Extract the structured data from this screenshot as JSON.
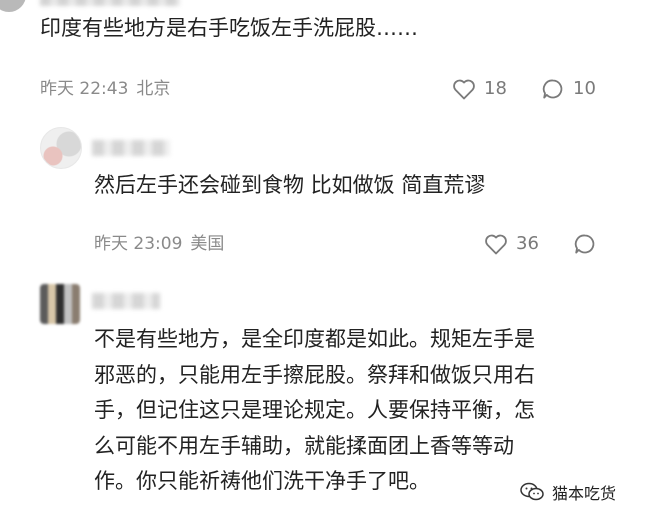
{
  "comments": [
    {
      "text": "印度有些地方是右手吃饭左手洗屁股……",
      "time": "昨天 22:43",
      "location": "北京",
      "likes": "18",
      "replies": "10"
    },
    {
      "text": "然后左手还会碰到食物 比如做饭 简直荒谬",
      "time": "昨天 23:09",
      "location": "美国",
      "likes": "36"
    },
    {
      "lines": [
        "不是有些地方，是全印度都是如此。规矩左手是",
        "邪恶的，只能用左手擦屁股。祭拜和做饭只用右",
        "手，但记住这只是理论规定。人要保持平衡，怎",
        "么可能不用左手辅助，就能揉面团上香等等动",
        "作。你只能祈祷他们洗干净手了吧。"
      ]
    }
  ],
  "watermark": {
    "icon": "wechat-icon",
    "label": "猫本吃货"
  },
  "icons": [
    "heart-icon",
    "comment-bubble-icon"
  ],
  "colors": {
    "text": "#222222",
    "meta": "#8a8a8a",
    "icon": "#7a7a7a"
  }
}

● ● ● ● ● ● ●

→ Directions for this task:
Exactly as written, return every line of the listing, but not the pictures.

→ Written response:
Extract the structured data from this screenshot as JSON.
{
  "comments": [
    {
      "text": "印度有些地方是右手吃饭左手洗屁股……",
      "time": "昨天 22:43",
      "location": "北京",
      "likes": "18",
      "replies": "10"
    },
    {
      "text": "然后左手还会碰到食物 比如做饭 简直荒谬",
      "time": "昨天 23:09",
      "location": "美国",
      "likes": "36"
    },
    {
      "lines": [
        "不是有些地方，是全印度都是如此。规矩左手是",
        "邪恶的，只能用左手擦屁股。祭拜和做饭只用右",
        "手，但记住这只是理论规定。人要保持平衡，怎",
        "么可能不用左手辅助，就能揉面团上香等等动",
        "作。你只能祈祷他们洗干净手了吧。"
      ]
    }
  ],
  "watermark": {
    "icon": "wechat-icon",
    "label": "猫本吃货"
  },
  "icons": [
    "heart-icon",
    "comment-bubble-icon"
  ],
  "colors": {
    "text": "#222222",
    "meta": "#8a8a8a",
    "icon": "#7a7a7a"
  }
}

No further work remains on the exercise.